▸ **Prompt**
Rewrite every line below with each "mic-off-icon" changed to "muted-mic-icon" and everything else left as it is, leaving out the pictures.

▸ **Record excerpts**
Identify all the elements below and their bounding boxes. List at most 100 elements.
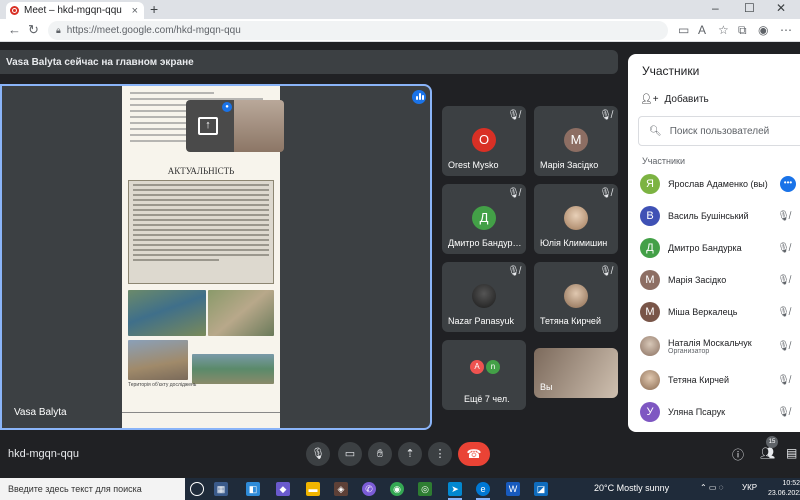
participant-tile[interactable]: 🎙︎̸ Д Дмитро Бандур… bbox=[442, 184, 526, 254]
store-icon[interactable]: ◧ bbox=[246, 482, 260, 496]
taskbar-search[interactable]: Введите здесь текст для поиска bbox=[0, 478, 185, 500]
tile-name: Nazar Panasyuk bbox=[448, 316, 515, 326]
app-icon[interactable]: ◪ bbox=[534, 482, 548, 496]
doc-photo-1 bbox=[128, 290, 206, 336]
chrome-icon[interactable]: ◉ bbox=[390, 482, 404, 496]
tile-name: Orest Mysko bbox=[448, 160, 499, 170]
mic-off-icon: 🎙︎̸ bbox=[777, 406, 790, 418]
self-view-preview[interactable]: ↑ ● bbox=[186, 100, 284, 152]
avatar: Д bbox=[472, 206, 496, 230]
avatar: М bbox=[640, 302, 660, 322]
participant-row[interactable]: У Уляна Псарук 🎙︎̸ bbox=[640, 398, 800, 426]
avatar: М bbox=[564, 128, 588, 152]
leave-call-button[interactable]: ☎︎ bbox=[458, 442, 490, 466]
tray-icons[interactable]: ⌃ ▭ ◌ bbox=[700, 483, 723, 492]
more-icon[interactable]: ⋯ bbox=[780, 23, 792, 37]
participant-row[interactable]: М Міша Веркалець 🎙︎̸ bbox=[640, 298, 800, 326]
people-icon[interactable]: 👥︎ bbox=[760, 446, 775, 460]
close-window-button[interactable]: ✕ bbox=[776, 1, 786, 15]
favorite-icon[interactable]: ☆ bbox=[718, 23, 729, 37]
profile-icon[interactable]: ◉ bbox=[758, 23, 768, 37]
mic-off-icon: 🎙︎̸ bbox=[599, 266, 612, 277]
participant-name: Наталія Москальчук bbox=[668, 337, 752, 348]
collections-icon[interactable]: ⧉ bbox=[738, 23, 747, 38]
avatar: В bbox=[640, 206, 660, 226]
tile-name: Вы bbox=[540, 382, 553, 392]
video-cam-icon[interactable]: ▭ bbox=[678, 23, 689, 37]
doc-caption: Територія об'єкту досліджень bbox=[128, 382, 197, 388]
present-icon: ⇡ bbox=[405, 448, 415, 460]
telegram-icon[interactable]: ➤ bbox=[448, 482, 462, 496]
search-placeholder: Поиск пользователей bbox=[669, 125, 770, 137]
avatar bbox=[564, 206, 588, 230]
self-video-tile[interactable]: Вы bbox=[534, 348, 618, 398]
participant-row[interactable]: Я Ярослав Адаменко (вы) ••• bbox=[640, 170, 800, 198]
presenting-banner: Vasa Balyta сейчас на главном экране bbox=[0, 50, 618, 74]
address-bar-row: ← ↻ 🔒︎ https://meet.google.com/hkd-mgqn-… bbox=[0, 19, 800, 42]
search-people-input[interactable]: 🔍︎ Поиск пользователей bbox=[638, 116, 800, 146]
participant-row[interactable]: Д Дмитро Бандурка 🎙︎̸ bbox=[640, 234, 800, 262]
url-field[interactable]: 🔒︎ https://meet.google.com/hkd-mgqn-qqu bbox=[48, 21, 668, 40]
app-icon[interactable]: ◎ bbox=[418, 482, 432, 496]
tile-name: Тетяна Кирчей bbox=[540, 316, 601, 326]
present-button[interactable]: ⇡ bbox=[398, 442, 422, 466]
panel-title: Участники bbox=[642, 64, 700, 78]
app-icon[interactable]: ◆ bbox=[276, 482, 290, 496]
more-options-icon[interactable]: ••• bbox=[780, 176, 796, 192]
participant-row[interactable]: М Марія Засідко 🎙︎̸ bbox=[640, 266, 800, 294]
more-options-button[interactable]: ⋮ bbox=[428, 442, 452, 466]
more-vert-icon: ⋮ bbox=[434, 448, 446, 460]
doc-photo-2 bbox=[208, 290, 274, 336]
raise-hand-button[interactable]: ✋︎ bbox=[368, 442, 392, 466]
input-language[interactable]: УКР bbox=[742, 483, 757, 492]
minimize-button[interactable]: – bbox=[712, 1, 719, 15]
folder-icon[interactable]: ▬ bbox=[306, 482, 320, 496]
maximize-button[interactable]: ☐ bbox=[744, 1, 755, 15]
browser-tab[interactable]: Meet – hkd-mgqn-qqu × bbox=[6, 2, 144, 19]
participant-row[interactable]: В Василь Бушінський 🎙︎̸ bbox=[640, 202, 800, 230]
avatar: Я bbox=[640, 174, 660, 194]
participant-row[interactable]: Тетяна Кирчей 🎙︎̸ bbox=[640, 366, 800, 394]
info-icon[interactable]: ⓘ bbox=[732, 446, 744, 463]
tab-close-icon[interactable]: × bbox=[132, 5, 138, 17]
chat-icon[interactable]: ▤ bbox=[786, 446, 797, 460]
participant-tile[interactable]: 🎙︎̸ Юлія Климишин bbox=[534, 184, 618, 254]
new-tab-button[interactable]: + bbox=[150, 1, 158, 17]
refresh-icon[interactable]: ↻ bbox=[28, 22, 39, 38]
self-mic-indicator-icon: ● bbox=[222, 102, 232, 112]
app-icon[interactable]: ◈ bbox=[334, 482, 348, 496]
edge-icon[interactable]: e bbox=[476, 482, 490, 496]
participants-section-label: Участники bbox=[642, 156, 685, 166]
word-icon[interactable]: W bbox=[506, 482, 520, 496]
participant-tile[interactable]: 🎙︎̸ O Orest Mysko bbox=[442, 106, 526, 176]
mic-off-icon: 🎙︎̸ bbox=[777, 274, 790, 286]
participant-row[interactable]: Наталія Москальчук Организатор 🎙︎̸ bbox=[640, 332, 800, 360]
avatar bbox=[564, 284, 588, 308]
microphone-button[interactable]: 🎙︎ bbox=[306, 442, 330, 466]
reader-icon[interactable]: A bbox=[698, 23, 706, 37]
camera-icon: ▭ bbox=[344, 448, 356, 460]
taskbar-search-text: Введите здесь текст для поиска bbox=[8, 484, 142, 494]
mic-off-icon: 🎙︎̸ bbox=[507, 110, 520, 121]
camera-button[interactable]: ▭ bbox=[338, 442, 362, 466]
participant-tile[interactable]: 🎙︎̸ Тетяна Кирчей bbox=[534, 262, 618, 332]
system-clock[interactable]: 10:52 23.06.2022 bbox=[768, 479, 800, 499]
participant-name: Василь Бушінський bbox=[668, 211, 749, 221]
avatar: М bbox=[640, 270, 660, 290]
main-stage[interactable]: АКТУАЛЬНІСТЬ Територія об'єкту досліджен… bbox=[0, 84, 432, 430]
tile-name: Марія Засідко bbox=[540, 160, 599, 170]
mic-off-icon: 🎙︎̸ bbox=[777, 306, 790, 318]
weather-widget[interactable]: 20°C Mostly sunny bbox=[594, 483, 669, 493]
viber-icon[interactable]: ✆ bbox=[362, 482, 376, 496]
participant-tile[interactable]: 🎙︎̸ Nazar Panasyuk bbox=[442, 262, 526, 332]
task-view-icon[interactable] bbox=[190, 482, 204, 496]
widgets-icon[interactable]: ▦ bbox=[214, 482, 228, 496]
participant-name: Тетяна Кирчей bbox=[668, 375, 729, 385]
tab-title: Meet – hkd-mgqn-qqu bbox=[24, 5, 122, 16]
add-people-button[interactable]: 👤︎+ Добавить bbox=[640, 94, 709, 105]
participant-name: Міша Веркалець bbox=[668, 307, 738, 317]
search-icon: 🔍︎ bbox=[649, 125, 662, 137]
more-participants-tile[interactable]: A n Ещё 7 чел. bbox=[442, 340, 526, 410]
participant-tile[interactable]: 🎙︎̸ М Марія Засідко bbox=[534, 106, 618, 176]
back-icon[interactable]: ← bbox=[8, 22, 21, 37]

▸ **Exercise output**
Identify all the elements below and their bounding boxes. List at most 100 elements.
participant-tile[interactable]: 🎙︎̸ Д Дмитро Бандур… bbox=[442, 184, 526, 254]
store-icon[interactable]: ◧ bbox=[246, 482, 260, 496]
taskbar-search[interactable]: Введите здесь текст для поиска bbox=[0, 478, 185, 500]
tile-name: Nazar Panasyuk bbox=[448, 316, 515, 326]
app-icon[interactable]: ◪ bbox=[534, 482, 548, 496]
doc-photo-1 bbox=[128, 290, 206, 336]
chrome-icon[interactable]: ◉ bbox=[390, 482, 404, 496]
tile-name: Orest Mysko bbox=[448, 160, 499, 170]
muted-mic-icon: 🎙︎̸ bbox=[777, 406, 790, 418]
self-view-preview[interactable]: ↑ ● bbox=[186, 100, 284, 152]
avatar: Д bbox=[472, 206, 496, 230]
avatar: М bbox=[640, 302, 660, 322]
participant-row[interactable]: У Уляна Псарук 🎙︎̸ bbox=[640, 398, 800, 426]
avatar: М bbox=[564, 128, 588, 152]
leave-call-button[interactable]: ☎︎ bbox=[458, 442, 490, 466]
tray-icons[interactable]: ⌃ ▭ ◌ bbox=[700, 483, 723, 492]
more-icon[interactable]: ⋯ bbox=[780, 23, 792, 37]
participant-row[interactable]: М Міша Веркалець 🎙︎̸ bbox=[640, 298, 800, 326]
people-icon[interactable]: 👥︎ bbox=[760, 446, 775, 460]
close-window-button[interactable]: ✕ bbox=[776, 1, 786, 15]
favorite-icon[interactable]: ☆ bbox=[718, 23, 729, 37]
profile-icon[interactable]: ◉ bbox=[758, 23, 768, 37]
muted-mic-icon: 🎙︎̸ bbox=[599, 266, 612, 277]
participant-name: Наталія Москальчук bbox=[668, 337, 752, 348]
collections-icon[interactable]: ⧉ bbox=[738, 23, 747, 38]
avatar: В bbox=[640, 206, 660, 226]
tile-name: Вы bbox=[540, 382, 553, 392]
video-cam-icon[interactable]: ▭ bbox=[678, 23, 689, 37]
doc-caption: Територія об'єкту досліджень bbox=[128, 382, 197, 388]
present-icon: ⇡ bbox=[405, 448, 415, 460]
telegram-icon[interactable]: ➤ bbox=[448, 482, 462, 496]
search-placeholder: Поиск пользователей bbox=[669, 125, 770, 137]
avatar bbox=[564, 206, 588, 230]
self-video-tile[interactable]: Вы bbox=[534, 348, 618, 398]
participant-row[interactable]: Я Ярослав Адаменко (вы) ••• bbox=[640, 170, 800, 198]
presenting-banner: Vasa Balyta сейчас на главном экране bbox=[0, 50, 618, 74]
address-bar-row: ← ↻ 🔒︎ https://meet.google.com/hkd-mgqn-… bbox=[0, 19, 800, 42]
search-people-input[interactable]: 🔍︎ Поиск пользователей bbox=[638, 116, 800, 146]
participant-row[interactable]: Д Дмитро Бандурка 🎙︎̸ bbox=[640, 234, 800, 262]
url-field[interactable]: 🔒︎ https://meet.google.com/hkd-mgqn-qqu bbox=[48, 21, 668, 40]
app-icon[interactable]: ◎ bbox=[418, 482, 432, 496]
tile-name: Тетяна Кирчей bbox=[540, 316, 601, 326]
present-button[interactable]: ⇡ bbox=[398, 442, 422, 466]
panel-title: Участники bbox=[642, 64, 700, 78]
app-icon[interactable]: ◆ bbox=[276, 482, 290, 496]
more-options-icon[interactable]: ••• bbox=[780, 176, 796, 192]
participant-row[interactable]: М Марія Засідко 🎙︎̸ bbox=[640, 266, 800, 294]
more-options-button[interactable]: ⋮ bbox=[428, 442, 452, 466]
more-vert-icon: ⋮ bbox=[434, 448, 446, 460]
doc-photo-2 bbox=[208, 290, 274, 336]
raise-hand-button[interactable]: ✋︎ bbox=[368, 442, 392, 466]
input-language[interactable]: УКР bbox=[742, 483, 757, 492]
minimize-button[interactable]: – bbox=[712, 1, 719, 15]
folder-icon[interactable]: ▬ bbox=[306, 482, 320, 496]
maximize-button[interactable]: ☐ bbox=[744, 1, 755, 15]
browser-tab[interactable]: Meet – hkd-mgqn-qqu × bbox=[6, 2, 144, 19]
participant-row[interactable]: В Василь Бушінський 🎙︎̸ bbox=[640, 202, 800, 230]
avatar: Я bbox=[640, 174, 660, 194]
participant-row[interactable]: Тетяна Кирчей 🎙︎̸ bbox=[640, 366, 800, 394]
info-icon[interactable]: ⓘ bbox=[732, 446, 744, 463]
tab-close-icon[interactable]: × bbox=[132, 5, 138, 17]
chat-icon[interactable]: ▤ bbox=[786, 446, 797, 460]
participant-tile[interactable]: 🎙︎̸ Юлія Климишин bbox=[534, 184, 618, 254]
new-tab-button[interactable]: + bbox=[150, 1, 158, 17]
refresh-icon[interactable]: ↻ bbox=[28, 22, 39, 38]
self-mic-indicator-icon: ● bbox=[222, 102, 232, 112]
app-icon[interactable]: ◈ bbox=[334, 482, 348, 496]
edge-icon[interactable]: e bbox=[476, 482, 490, 496]
participants-section-label: Участники bbox=[642, 156, 685, 166]
word-icon[interactable]: W bbox=[506, 482, 520, 496]
participant-tile[interactable]: 🎙︎̸ O Orest Mysko bbox=[442, 106, 526, 176]
muted-mic-icon: 🎙︎̸ bbox=[777, 274, 790, 286]
participant-row[interactable]: Наталія Москальчук Организатор 🎙︎̸ bbox=[640, 332, 800, 360]
avatar bbox=[564, 284, 588, 308]
microphone-button[interactable]: 🎙︎ bbox=[306, 442, 330, 466]
reader-icon[interactable]: A bbox=[698, 23, 706, 37]
camera-icon: ▭ bbox=[344, 448, 356, 460]
taskbar-search-text: Введите здесь текст для поиска bbox=[8, 484, 142, 494]
muted-mic-icon: 🎙︎̸ bbox=[507, 110, 520, 121]
camera-button[interactable]: ▭ bbox=[338, 442, 362, 466]
participant-tile[interactable]: 🎙︎̸ Тетяна Кирчей bbox=[534, 262, 618, 332]
system-clock[interactable]: 10:52 23.06.2022 bbox=[768, 479, 800, 499]
participant-name: Василь Бушінський bbox=[668, 211, 749, 221]
avatar: М bbox=[640, 270, 660, 290]
main-stage[interactable]: АКТУАЛЬНІСТЬ Територія об'єкту досліджен… bbox=[0, 84, 432, 430]
tile-name: Марія Засідко bbox=[540, 160, 599, 170]
muted-mic-icon: 🎙︎̸ bbox=[777, 306, 790, 318]
weather-widget[interactable]: 20°C Mostly sunny bbox=[594, 483, 669, 493]
viber-icon[interactable]: ✆ bbox=[362, 482, 376, 496]
participant-tile[interactable]: 🎙︎̸ Nazar Panasyuk bbox=[442, 262, 526, 332]
task-view-icon[interactable] bbox=[190, 482, 204, 496]
widgets-icon[interactable]: ▦ bbox=[214, 482, 228, 496]
participant-name: Тетяна Кирчей bbox=[668, 375, 729, 385]
tab-title: Meet – hkd-mgqn-qqu bbox=[24, 5, 122, 16]
add-people-button[interactable]: 👤︎+ Добавить bbox=[640, 94, 709, 105]
participant-name: Міша Веркалець bbox=[668, 307, 738, 317]
search-icon: 🔍︎ bbox=[649, 125, 662, 137]
more-participants-tile[interactable]: A n Ещё 7 чел. bbox=[442, 340, 526, 410]
participant-tile[interactable]: 🎙︎̸ М Марія Засідко bbox=[534, 106, 618, 176]
back-icon[interactable]: ← bbox=[8, 22, 21, 37]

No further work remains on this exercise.